• The request: Skip the pictures and extract all of the lines exactly as written.

***** Records shown *****

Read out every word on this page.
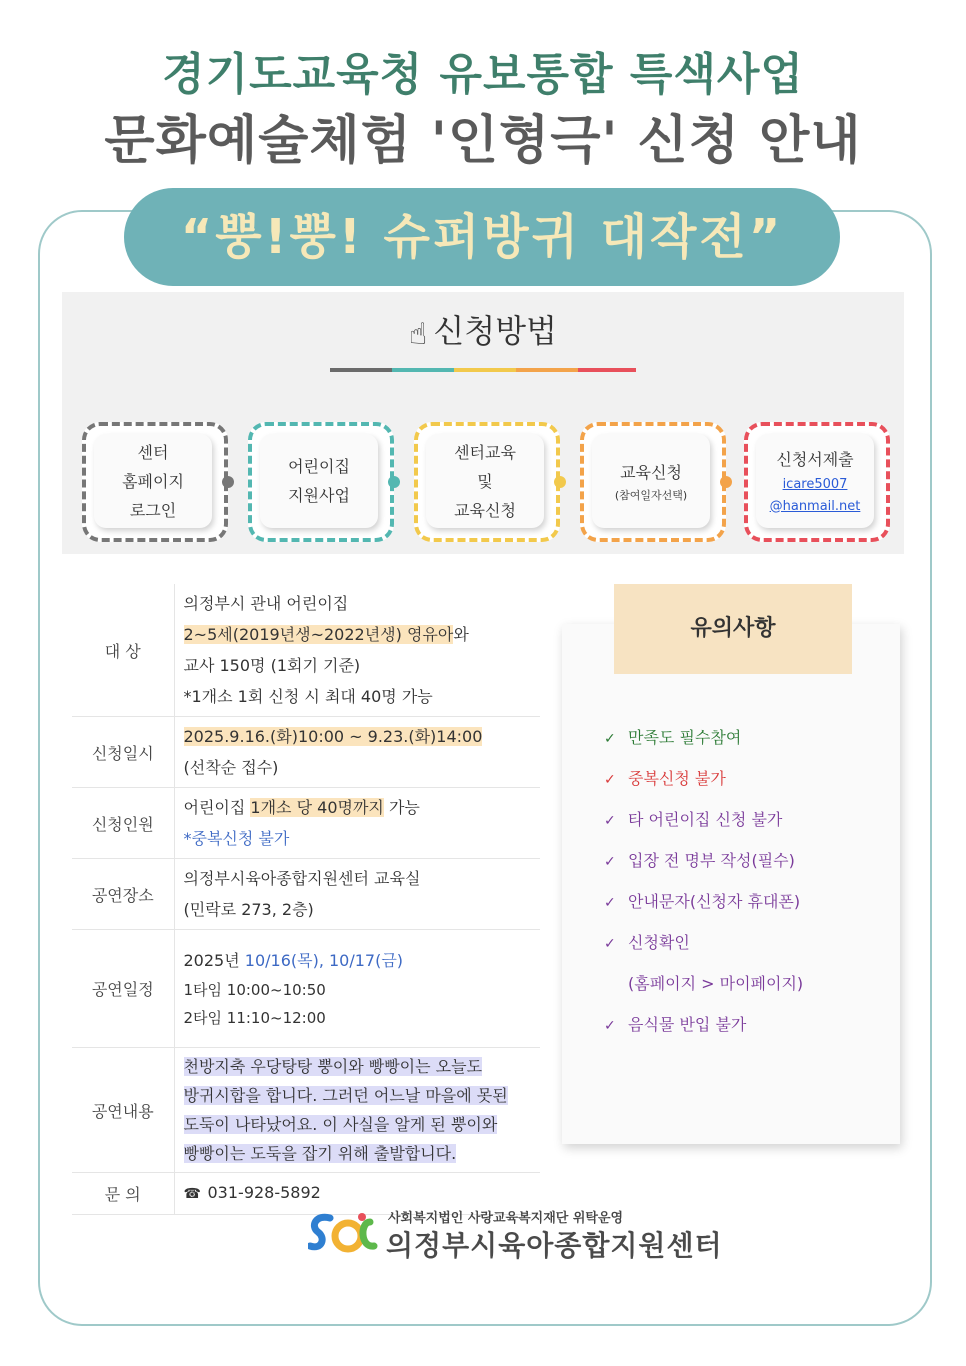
경기도교육청 유보통합 특색사업
문화예술체험 '인형극' 신청 안내
“뿡!뿡! 슈퍼방귀 대작전”
☝ 신청방법
센터
홈페이지
로그인
어린이집
지원사업
센터교육
및
교육신청
교육신청
(참여일자선택)
신청서제출
icare5007
@hanmail.net
대 상	의정부시 관내 어린이집
2~5세(2019년생~2022년생) 영유아와
교사 150명 (1회기 기준)
*1개소 1회 신청 시 최대 40명 가능

신청일시	2025.9.16.(화)10:00 ~ 9.23.(화)14:00
(선착순 접수)

신청인원	어린이집 1개소 당 40명까지 가능
*중복신청 불가

공연장소	의정부시육아종합지원센터 교육실
(민락로 273, 2층)

공연일정	2025년 10/16(목), 10/17(금)
1타임 10:00~10:50
2타임 11:10~12:00

공연내용	천방지축 우당탕탕 뿡이와 빵빵이는 오늘도
방귀시합을 합니다. 그러던 어느날 마을에 못된
도둑이 나타났어요. 이 사실을 알게 된 뿡이와
빵빵이는 도둑을 잡기 위해 출발합니다.

문 의	☎ 031-928-5892
유의사항
✓ 만족도 필수참여
✓ 중복신청 불가
✓ 타 어린이집 신청 불가
✓ 입장 전 명부 작성(필수)
✓ 안내문자(신청자 휴대폰)
✓ 신청확인
(홈페이지 > 마이페이지)
✓ 음식물 반입 불가
사회복지법인 사랑교육복지재단 위탁운영
의정부시육아종합지원센터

*****

• Output for this exercise:
Read out every word on this page.
경기도교육청 유보통합 특색사업
문화예술체험 '인형극' 신청 안내
“뿡!뿡! 슈퍼방귀 대작전”
☝ 신청방법
센터
홈페이지
로그인
어린이집
지원사업
센터교육
및
교육신청
교육신청
(참여일자선택)
신청서제출
icare5007
@hanmail.net
대 상	의정부시 관내 어린이집
2~5세(2019년생~2022년생) 영유아와
교사 150명 (1회기 기준)
*1개소 1회 신청 시 최대 40명 가능

신청일시	2025.9.16.(화)10:00 ~ 9.23.(화)14:00
(선착순 접수)

신청인원	어린이집 1개소 당 40명까지 가능
*중복신청 불가

공연장소	의정부시육아종합지원센터 교육실
(민락로 273, 2층)

공연일정	2025년 10/16(목), 10/17(금)
1타임 10:00~10:50
2타임 11:10~12:00

공연내용	천방지축 우당탕탕 뿡이와 빵빵이는 오늘도
방귀시합을 합니다. 그러던 어느날 마을에 못된
도둑이 나타났어요. 이 사실을 알게 된 뿡이와
빵빵이는 도둑을 잡기 위해 출발합니다.

문 의	☎ 031-928-5892
유의사항
✓ 만족도 필수참여
✓ 중복신청 불가
✓ 타 어린이집 신청 불가
✓ 입장 전 명부 작성(필수)
✓ 안내문자(신청자 휴대폰)
✓ 신청확인
(홈페이지 > 마이페이지)
✓ 음식물 반입 불가
사회복지법인 사랑교육복지재단 위탁운영
의정부시육아종합지원센터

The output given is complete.